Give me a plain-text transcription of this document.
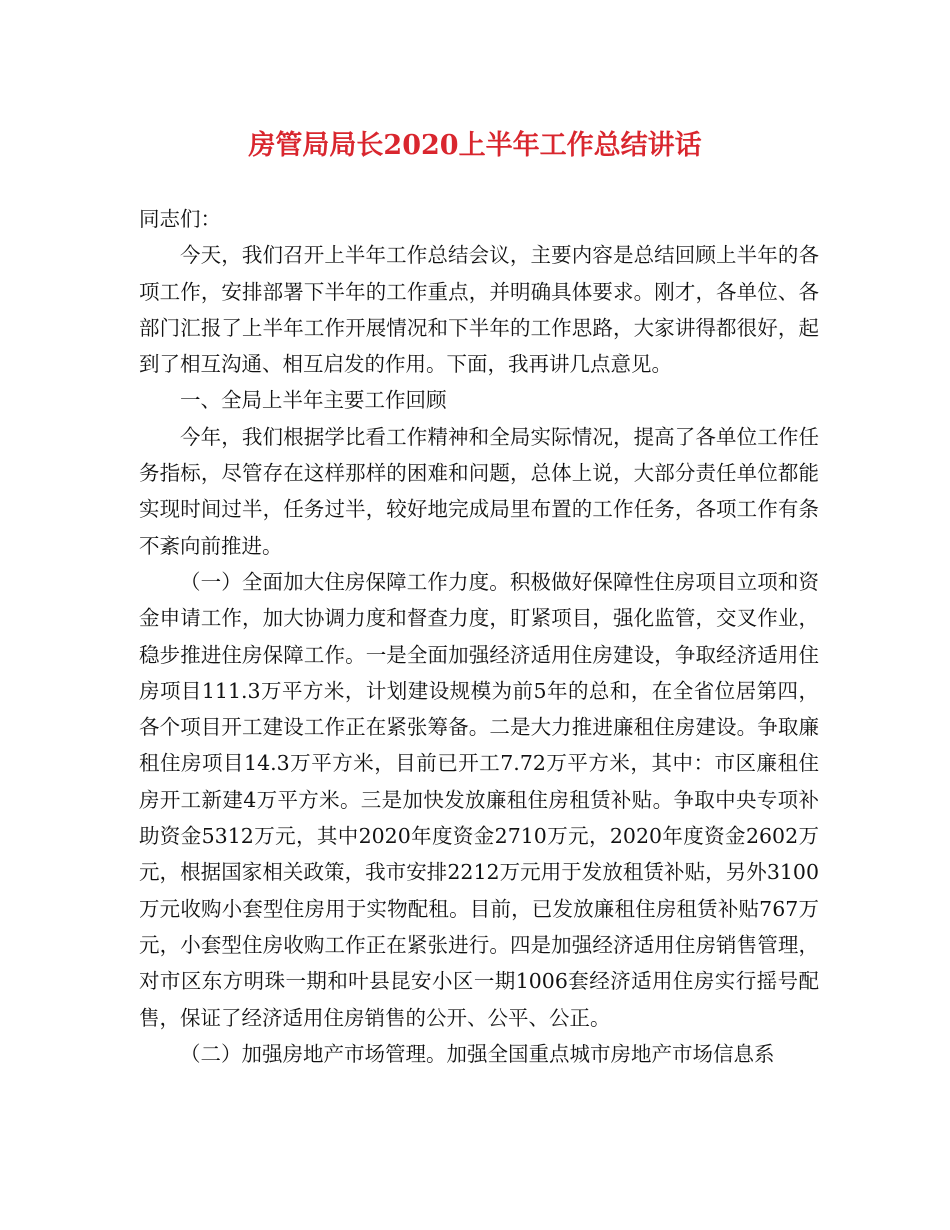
房管局局长2020上半年工作总结讲话

同志们：

今天，我们召开上半年工作总结会议，主要内容是总结回顾上半年的各项工作，安排部署下半年的工作重点，并明确具体要求。刚才，各单位、各部门汇报了上半年工作开展情况和下半年的工作思路，大家讲得都很好，起到了相互沟通、相互启发的作用。下面，我再讲几点意见。

一、全局上半年主要工作回顾

今年，我们根据学比看工作精神和全局实际情况，提高了各单位工作任务指标，尽管存在这样那样的困难和问题，总体上说，大部分责任单位都能实现时间过半，任务过半，较好地完成局里布置的工作任务，各项工作有条不紊向前推进。

（一）全面加大住房保障工作力度。积极做好保障性住房项目立项和资金申请工作，加大协调力度和督查力度，盯紧项目，强化监管，交叉作业，稳步推进住房保障工作。一是全面加强经济适用住房建设，争取经济适用住房项目111.3万平方米，计划建设规模为前5年的总和，在全省位居第四，各个项目开工建设工作正在紧张筹备。二是大力推进廉租住房建设。争取廉租住房项目14.3万平方米，目前已开工7.72万平方米，其中：市区廉租住房开工新建4万平方米。三是加快发放廉租住房租赁补贴。争取中央专项补助资金5312万元，其中2020年度资金2710万元，2020年度资金2602万元，根据国家相关政策，我市安排2212万元用于发放租赁补贴，另外3100万元收购小套型住房用于实物配租。目前，已发放廉租住房租赁补贴767万元，小套型住房收购工作正在紧张进行。四是加强经济适用住房销售管理，对市区东方明珠一期和叶县昆安小区一期1006套经济适用住房实行摇号配售，保证了经济适用住房销售的公开、公平、公正。

（二）加强房地产市场管理。加强全国重点城市房地产市场信息系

» What you are asked to do: Without including the pictures, return each record above exactly as it stands.

» Exercise result:
Give me a plain-text transcription of this document.
房管局局长2020上半年工作总结讲话

同志们：

今天，我们召开上半年工作总结会议，主要内容是总结回顾上半年的各项工作，安排部署下半年的工作重点，并明确具体要求。刚才，各单位、各部门汇报了上半年工作开展情况和下半年的工作思路，大家讲得都很好，起到了相互沟通、相互启发的作用。下面，我再讲几点意见。

一、全局上半年主要工作回顾

今年，我们根据学比看工作精神和全局实际情况，提高了各单位工作任务指标，尽管存在这样那样的困难和问题，总体上说，大部分责任单位都能实现时间过半，任务过半，较好地完成局里布置的工作任务，各项工作有条不紊向前推进。

（一）全面加大住房保障工作力度。积极做好保障性住房项目立项和资金申请工作，加大协调力度和督查力度，盯紧项目，强化监管，交叉作业，稳步推进住房保障工作。一是全面加强经济适用住房建设，争取经济适用住房项目111.3万平方米，计划建设规模为前5年的总和，在全省位居第四，各个项目开工建设工作正在紧张筹备。二是大力推进廉租住房建设。争取廉租住房项目14.3万平方米，目前已开工7.72万平方米，其中：市区廉租住房开工新建4万平方米。三是加快发放廉租住房租赁补贴。争取中央专项补助资金5312万元，其中2020年度资金2710万元，2020年度资金2602万元，根据国家相关政策，我市安排2212万元用于发放租赁补贴，另外3100万元收购小套型住房用于实物配租。目前，已发放廉租住房租赁补贴767万元，小套型住房收购工作正在紧张进行。四是加强经济适用住房销售管理，对市区东方明珠一期和叶县昆安小区一期1006套经济适用住房实行摇号配售，保证了经济适用住房销售的公开、公平、公正。

（二）加强房地产市场管理。加强全国重点城市房地产市场信息系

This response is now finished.